[WHAT IS EXPECTED]
Pick out each line below containing "JSON".

****************************************

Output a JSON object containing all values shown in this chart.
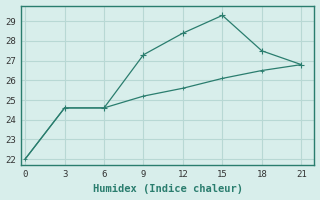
{
  "xlabel": "Humidex (Indice chaleur)",
  "line1_x": [
    3,
    6,
    9,
    12,
    15,
    18,
    21
  ],
  "line1_y": [
    24.6,
    24.6,
    27.3,
    28.4,
    29.3,
    27.5,
    26.8
  ],
  "line2_x": [
    0,
    3,
    6,
    9,
    12,
    15,
    18,
    21
  ],
  "line2_y": [
    22.0,
    24.6,
    24.6,
    25.2,
    25.6,
    26.1,
    26.5,
    26.8
  ],
  "line_color": "#2a7d6e",
  "bg_color": "#d8eeeb",
  "grid_color": "#b8d8d4",
  "xlim": [
    -0.3,
    22.0
  ],
  "ylim": [
    21.7,
    29.8
  ],
  "xticks": [
    0,
    3,
    6,
    9,
    12,
    15,
    18,
    21
  ],
  "yticks": [
    22,
    23,
    24,
    25,
    26,
    27,
    28,
    29
  ],
  "tick_fontsize": 6.5,
  "xlabel_fontsize": 7.5
}
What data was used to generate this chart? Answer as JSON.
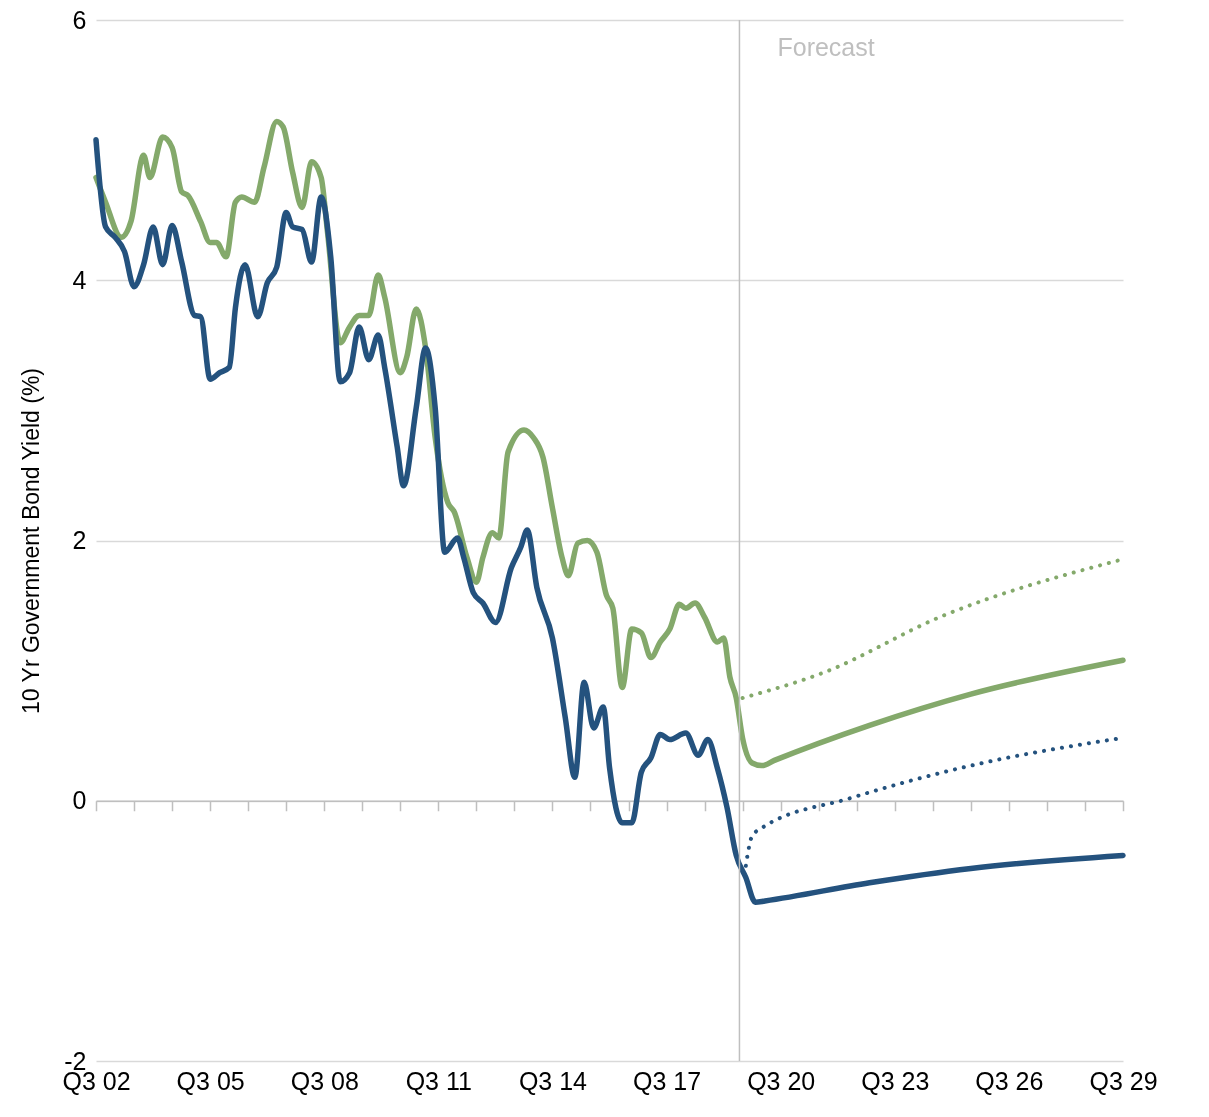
{
  "chart_data": {
    "type": "line",
    "ylabel": "10 Yr Government Bond Yield (%)",
    "xlim": [
      "2002-07",
      "2029-07"
    ],
    "ylim": [
      -2,
      6
    ],
    "yticks": [
      -2,
      0,
      2,
      4,
      6
    ],
    "xticks": [
      {
        "value": "2002-07",
        "label": "Q3 02"
      },
      {
        "value": "2003-07",
        "label": null
      },
      {
        "value": "2004-07",
        "label": null
      },
      {
        "value": "2005-07",
        "label": "Q3 05"
      },
      {
        "value": "2006-07",
        "label": null
      },
      {
        "value": "2007-07",
        "label": null
      },
      {
        "value": "2008-07",
        "label": "Q3 08"
      },
      {
        "value": "2009-07",
        "label": null
      },
      {
        "value": "2010-07",
        "label": null
      },
      {
        "value": "2011-07",
        "label": "Q3 11"
      },
      {
        "value": "2012-07",
        "label": null
      },
      {
        "value": "2013-07",
        "label": null
      },
      {
        "value": "2014-07",
        "label": "Q3 14"
      },
      {
        "value": "2015-07",
        "label": null
      },
      {
        "value": "2016-07",
        "label": null
      },
      {
        "value": "2017-07",
        "label": "Q3 17"
      },
      {
        "value": "2018-07",
        "label": null
      },
      {
        "value": "2019-07",
        "label": null
      },
      {
        "value": "2020-07",
        "label": "Q3 20"
      },
      {
        "value": "2021-07",
        "label": null
      },
      {
        "value": "2022-07",
        "label": null
      },
      {
        "value": "2023-07",
        "label": "Q3 23"
      },
      {
        "value": "2024-07",
        "label": null
      },
      {
        "value": "2025-07",
        "label": null
      },
      {
        "value": "2026-07",
        "label": "Q3 26"
      },
      {
        "value": "2027-07",
        "label": null
      },
      {
        "value": "2028-07",
        "label": null
      },
      {
        "value": "2029-07",
        "label": "Q3 29"
      }
    ],
    "grid": "y",
    "ref_lines": [
      {
        "axis": "x",
        "value": "2019-06",
        "label": "Forecast",
        "color": "#bfbfbf"
      }
    ],
    "series": [
      {
        "color": "#84a96b",
        "line_style": "solid",
        "x": [
          "2002-07",
          "2002-10",
          "2003-03",
          "2003-06",
          "2003-10",
          "2003-12",
          "2004-04",
          "2004-07",
          "2004-10",
          "2004-12",
          "2005-04",
          "2005-07",
          "2005-09",
          "2005-12",
          "2006-03",
          "2006-05",
          "2006-09",
          "2006-12",
          "2007-04",
          "2007-06",
          "2007-09",
          "2007-12",
          "2008-03",
          "2008-06",
          "2008-08",
          "2008-12",
          "2009-03",
          "2009-06",
          "2009-09",
          "2009-12",
          "2010-02",
          "2010-07",
          "2010-09",
          "2010-12",
          "2011-03",
          "2011-06",
          "2011-10",
          "2011-12",
          "2012-04",
          "2012-07",
          "2012-09",
          "2012-12",
          "2013-02",
          "2013-05",
          "2013-10",
          "2014-01",
          "2014-04",
          "2014-07",
          "2014-10",
          "2014-12",
          "2015-03",
          "2015-06",
          "2015-09",
          "2015-12",
          "2016-02",
          "2016-05",
          "2016-08",
          "2016-11",
          "2017-02",
          "2017-05",
          "2017-08",
          "2017-11",
          "2018-01",
          "2018-04",
          "2018-07",
          "2018-11",
          "2019-01",
          "2019-03",
          "2019-05",
          "2019-07",
          "2019-10",
          "2020-01",
          "2020-05",
          "2022-11",
          "2025-07",
          "2029-07"
        ],
        "values": [
          4.79,
          4.6,
          4.33,
          4.45,
          4.96,
          4.79,
          5.1,
          5.02,
          4.68,
          4.65,
          4.45,
          4.29,
          4.29,
          4.18,
          4.6,
          4.64,
          4.6,
          4.87,
          5.22,
          5.18,
          4.83,
          4.56,
          4.91,
          4.79,
          4.37,
          3.52,
          3.64,
          3.73,
          3.73,
          4.04,
          3.87,
          3.29,
          3.41,
          3.78,
          3.48,
          2.79,
          2.29,
          2.22,
          1.87,
          1.68,
          1.87,
          2.06,
          2.02,
          2.68,
          2.85,
          2.79,
          2.64,
          2.25,
          1.87,
          1.73,
          1.98,
          2.0,
          1.91,
          1.58,
          1.48,
          0.87,
          1.32,
          1.29,
          1.1,
          1.22,
          1.32,
          1.51,
          1.48,
          1.52,
          1.41,
          1.22,
          1.25,
          0.95,
          0.79,
          0.48,
          0.29,
          0.27,
          0.31,
          0.58,
          0.82,
          1.08
        ]
      },
      {
        "color": "#24527e",
        "line_style": "solid",
        "x": [
          "2002-07",
          "2002-10",
          "2003-01",
          "2003-04",
          "2003-07",
          "2003-10",
          "2004-01",
          "2004-04",
          "2004-07",
          "2004-10",
          "2005-02",
          "2005-04",
          "2005-07",
          "2005-10",
          "2006-01",
          "2006-03",
          "2006-06",
          "2006-10",
          "2007-01",
          "2007-04",
          "2007-07",
          "2007-09",
          "2007-12",
          "2008-03",
          "2008-06",
          "2008-09",
          "2008-12",
          "2009-03",
          "2009-06",
          "2009-09",
          "2009-12",
          "2010-02",
          "2010-06",
          "2010-08",
          "2010-12",
          "2011-03",
          "2011-06",
          "2011-09",
          "2012-01",
          "2012-03",
          "2012-06",
          "2012-09",
          "2013-01",
          "2013-06",
          "2013-09",
          "2013-11",
          "2014-02",
          "2014-07",
          "2014-11",
          "2015-02",
          "2015-05",
          "2015-08",
          "2015-11",
          "2016-01",
          "2016-05",
          "2016-08",
          "2016-11",
          "2017-02",
          "2017-05",
          "2017-08",
          "2018-01",
          "2018-05",
          "2018-08",
          "2018-11",
          "2019-02",
          "2019-05",
          "2019-08",
          "2019-11",
          "2020-02",
          "2022-11",
          "2025-07",
          "2029-07"
        ],
        "values": [
          5.08,
          4.41,
          4.33,
          4.22,
          3.95,
          4.12,
          4.41,
          4.12,
          4.42,
          4.14,
          3.73,
          3.72,
          3.24,
          3.29,
          3.33,
          3.79,
          4.12,
          3.72,
          3.98,
          4.1,
          4.52,
          4.41,
          4.39,
          4.14,
          4.64,
          4.18,
          3.22,
          3.29,
          3.64,
          3.39,
          3.58,
          3.33,
          2.72,
          2.42,
          3.02,
          3.48,
          3.02,
          1.91,
          2.02,
          1.87,
          1.6,
          1.52,
          1.37,
          1.79,
          1.95,
          2.08,
          1.64,
          1.25,
          0.64,
          0.18,
          0.91,
          0.56,
          0.72,
          0.25,
          -0.17,
          -0.17,
          0.22,
          0.33,
          0.51,
          0.47,
          0.52,
          0.35,
          0.47,
          0.25,
          -0.05,
          -0.42,
          -0.59,
          -0.78,
          -0.77,
          -0.63,
          -0.52,
          -0.42
        ]
      },
      {
        "color": "#84a96b",
        "line_style": "dotted",
        "x": [
          "2019-07",
          "2021-08",
          "2024-10",
          "2029-06"
        ],
        "values": [
          0.79,
          0.98,
          1.42,
          1.85
        ]
      },
      {
        "color": "#24527e",
        "line_style": "dotted",
        "x": [
          "2019-08",
          "2019-10",
          "2020-01",
          "2022-05",
          "2025-07",
          "2029-06"
        ],
        "values": [
          -0.5,
          -0.27,
          -0.21,
          0.02,
          0.27,
          0.48
        ]
      }
    ]
  }
}
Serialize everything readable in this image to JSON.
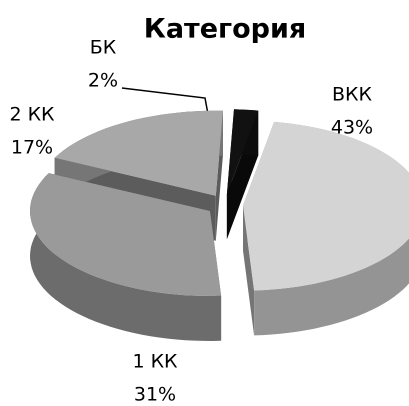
{
  "chart_data": {
    "type": "pie3d",
    "title": "Категория",
    "categories": [
      "ВКК",
      "1 КК",
      "2 КК",
      "БК"
    ],
    "values": [
      43,
      31,
      17,
      2
    ],
    "value_labels": [
      "43%",
      "31%",
      "17%",
      "2%"
    ],
    "colors": [
      "#d4d4d4",
      "#9a9a9a",
      "#a8a8a8",
      "#111111"
    ]
  }
}
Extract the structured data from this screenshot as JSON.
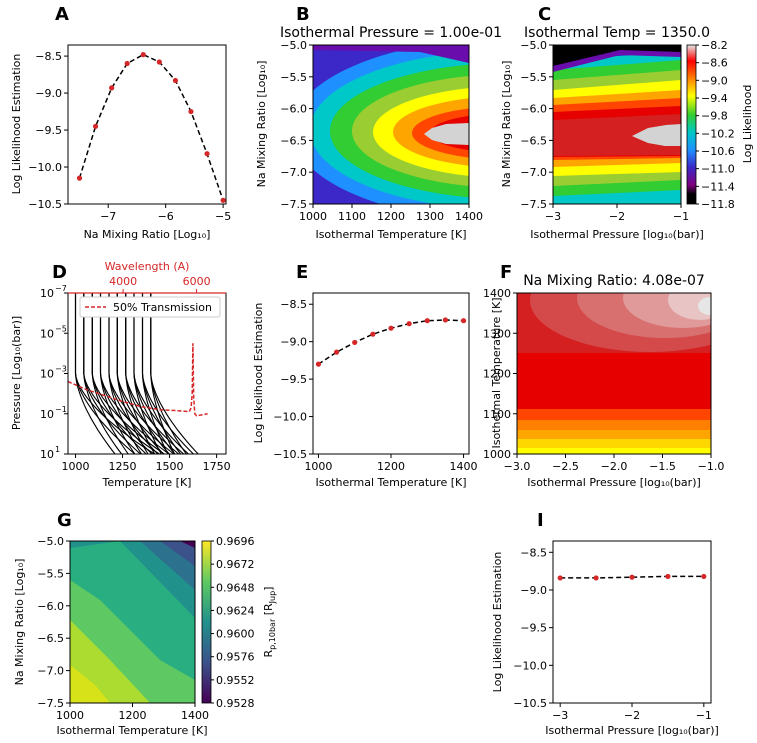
{
  "colors": {
    "curve": "#000000",
    "marker": "#d62728",
    "axis": "#000000",
    "transmission": "#d62728"
  },
  "chart_data": [
    {
      "id": "A",
      "letter": "A",
      "type": "line",
      "title": "",
      "xlabel": "Na Mixing Ratio [Log₁₀]",
      "ylabel": "Log Likelihood Estimation",
      "xlim": [
        -7.7,
        -4.95
      ],
      "ylim": [
        -10.5,
        -8.35
      ],
      "xticks": [
        -7,
        -6,
        -5
      ],
      "xtick_labels": [
        "−7",
        "−6",
        "−5"
      ],
      "yticks": [
        -10.5,
        -10.0,
        -9.5,
        -9.0,
        -8.5
      ],
      "ytick_labels": [
        "−10.5",
        "−10.0",
        "−9.5",
        "−9.0",
        "−8.5"
      ],
      "x": [
        -7.5,
        -7.22,
        -6.94,
        -6.67,
        -6.39,
        -6.11,
        -5.83,
        -5.56,
        -5.28,
        -5.0
      ],
      "y": [
        -10.15,
        -9.45,
        -8.93,
        -8.6,
        -8.48,
        -8.58,
        -8.83,
        -9.25,
        -9.82,
        -10.45
      ]
    },
    {
      "id": "B",
      "letter": "B",
      "type": "heatmap",
      "title": "Isothermal Pressure = 1.00e-01",
      "xlabel": "Isothermal Temperature [K]",
      "ylabel": "Na Mixing Ratio [Log₁₀]",
      "xlim": [
        1000,
        1400
      ],
      "ylim": [
        -7.5,
        -5.0
      ],
      "xticks": [
        1000,
        1100,
        1200,
        1300,
        1400
      ],
      "xtick_labels": [
        "1000",
        "1100",
        "1200",
        "1300",
        "1400"
      ],
      "yticks": [
        -7.5,
        -7.0,
        -6.5,
        -6.0,
        -5.5,
        -5.0
      ],
      "ytick_labels": [
        "−7.5",
        "−7.0",
        "−6.5",
        "−6.0",
        "−5.5",
        "−5.0"
      ],
      "peak_x": 1360,
      "peak_y": -6.4,
      "value_range": [
        -11.8,
        -8.2
      ]
    },
    {
      "id": "C",
      "letter": "C",
      "type": "heatmap",
      "title": "Isothermal Temp = 1350.0",
      "xlabel": "Isothermal Pressure [log₁₀(bar)]",
      "ylabel": "Na Mixing Ratio [Log₁₀]",
      "xlim": [
        -3,
        -1
      ],
      "ylim": [
        -7.5,
        -5.0
      ],
      "xticks": [
        -3,
        -2,
        -1
      ],
      "xtick_labels": [
        "−3",
        "−2",
        "−1"
      ],
      "yticks": [
        -7.5,
        -7.0,
        -6.5,
        -6.0,
        -5.5,
        -5.0
      ],
      "ytick_labels": [
        "−7.5",
        "−7.0",
        "−6.5",
        "−6.0",
        "−5.5",
        "−5.0"
      ],
      "colorbar": {
        "label": "Log Likelihood",
        "ticks": [
          -8.2,
          -8.6,
          -9.0,
          -9.4,
          -9.8,
          -10.2,
          -10.6,
          -11.0,
          -11.4,
          -11.8
        ],
        "tick_labels": [
          "−8.2",
          "−8.6",
          "−9.0",
          "−9.4",
          "−9.8",
          "−10.2",
          "−10.6",
          "−11.0",
          "−11.4",
          "−11.8"
        ]
      }
    },
    {
      "id": "D",
      "letter": "D",
      "type": "line",
      "title": "",
      "xlabel": "Temperature [K]",
      "ylabel": "Pressure [Log₁₀(bar)]",
      "top_axis_label": "Wavelength (A)",
      "top_ticks": [
        4000,
        6000
      ],
      "top_tick_labels": [
        "4000",
        "6000"
      ],
      "xlim": [
        960,
        1800
      ],
      "ylim_log10": [
        -7,
        1
      ],
      "xticks": [
        1000,
        1250,
        1500,
        1750
      ],
      "xtick_labels": [
        "1000",
        "1250",
        "1500",
        "1750"
      ],
      "yticks_log10": [
        -7,
        -5,
        -3,
        -1,
        1
      ],
      "ytick_labels": [
        [
          "10",
          "−7"
        ],
        [
          "10",
          "−5"
        ],
        [
          "10",
          "−3"
        ],
        [
          "10",
          "−1"
        ],
        [
          "10",
          "1"
        ]
      ],
      "profile_temperatures": [
        1000,
        1044,
        1089,
        1133,
        1178,
        1222,
        1267,
        1311,
        1356,
        1400
      ],
      "legend": "50% Transmission",
      "transmission_wavelength": [
        2500,
        3000,
        3500,
        4000,
        4500,
        5000,
        5500,
        5800,
        5850,
        5880,
        5900,
        5920,
        5950,
        6000,
        6300
      ],
      "transmission_log10_pressure": [
        -2.6,
        -2.2,
        -1.9,
        -1.6,
        -1.35,
        -1.2,
        -1.15,
        -1.1,
        -1.3,
        -2.0,
        -4.5,
        -1.8,
        -1.0,
        -0.9,
        -1.0
      ]
    },
    {
      "id": "E",
      "letter": "E",
      "type": "line",
      "title": "",
      "xlabel": "Isothermal Temperature [K]",
      "ylabel": "Log Likelihood Estimation",
      "xlim": [
        985,
        1415
      ],
      "ylim": [
        -10.5,
        -8.35
      ],
      "xticks": [
        1000,
        1200,
        1400
      ],
      "xtick_labels": [
        "1000",
        "1200",
        "1400"
      ],
      "yticks": [
        -10.5,
        -10.0,
        -9.5,
        -9.0,
        -8.5
      ],
      "ytick_labels": [
        "−10.5",
        "−10.0",
        "−9.5",
        "−9.0",
        "−8.5"
      ],
      "x": [
        1000,
        1050,
        1100,
        1150,
        1200,
        1250,
        1300,
        1350,
        1400
      ],
      "y": [
        -9.3,
        -9.14,
        -9.01,
        -8.9,
        -8.82,
        -8.76,
        -8.72,
        -8.71,
        -8.72
      ]
    },
    {
      "id": "F",
      "letter": "F",
      "type": "heatmap",
      "title": "Na Mixing Ratio: 4.08e-07",
      "xlabel": "Isothermal Pressure [log₁₀(bar)]",
      "ylabel": "Isothermal Temperature [K]",
      "xlim": [
        -3.0,
        -1.0
      ],
      "ylim": [
        1000,
        1400
      ],
      "xticks": [
        -3.0,
        -2.5,
        -2.0,
        -1.5,
        -1.0
      ],
      "xtick_labels": [
        "−3.0",
        "−2.5",
        "−2.0",
        "−1.5",
        "−1.0"
      ],
      "yticks": [
        1000,
        1100,
        1200,
        1300,
        1400
      ],
      "ytick_labels": [
        "1000",
        "1100",
        "1200",
        "1300",
        "1400"
      ]
    },
    {
      "id": "G",
      "letter": "G",
      "type": "heatmap",
      "title": "",
      "xlabel": "Isothermal Temperature [K]",
      "ylabel": "Na Mixing Ratio [Log₁₀]",
      "xlim": [
        1000,
        1400
      ],
      "ylim": [
        -7.5,
        -5.0
      ],
      "xticks": [
        1000,
        1200,
        1400
      ],
      "xtick_labels": [
        "1000",
        "1200",
        "1400"
      ],
      "yticks": [
        -7.5,
        -7.0,
        -6.5,
        -6.0,
        -5.5,
        -5.0
      ],
      "ytick_labels": [
        "−7.5",
        "−7.0",
        "−6.5",
        "−6.0",
        "−5.5",
        "−5.0"
      ],
      "colorbar": {
        "label_main": "R",
        "label_sub": "p,10bar",
        "label_unit_open": " [R",
        "label_unit_sub": "Jup",
        "label_unit_close": "]",
        "ticks": [
          0.9696,
          0.9672,
          0.9648,
          0.9624,
          0.96,
          0.9576,
          0.9552,
          0.9528
        ],
        "tick_labels": [
          "0.9696",
          "0.9672",
          "0.9648",
          "0.9624",
          "0.9600",
          "0.9576",
          "0.9552",
          "0.9528"
        ]
      }
    },
    {
      "id": "I",
      "letter": "I",
      "type": "line",
      "title": "",
      "xlabel": "Isothermal Pressure [log₁₀(bar)]",
      "ylabel": "Log Likelihood Estimation",
      "xlim": [
        -3.1,
        -0.9
      ],
      "ylim": [
        -10.5,
        -8.35
      ],
      "xticks": [
        -3,
        -2,
        -1
      ],
      "xtick_labels": [
        "−3",
        "−2",
        "−1"
      ],
      "yticks": [
        -10.5,
        -10.0,
        -9.5,
        -9.0,
        -8.5
      ],
      "ytick_labels": [
        "−10.5",
        "−10.0",
        "−9.5",
        "−9.0",
        "−8.5"
      ],
      "x": [
        -3.0,
        -2.5,
        -2.0,
        -1.5,
        -1.0
      ],
      "y": [
        -8.84,
        -8.84,
        -8.83,
        -8.82,
        -8.82
      ]
    }
  ]
}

****************************************

[ANSWER]
Output a JSON object containing all values shown in this chart.
What data was used to generate this chart? Answer as JSON.
Serialize everything readable in this image to JSON.
Extract the structured data from this screenshot as JSON.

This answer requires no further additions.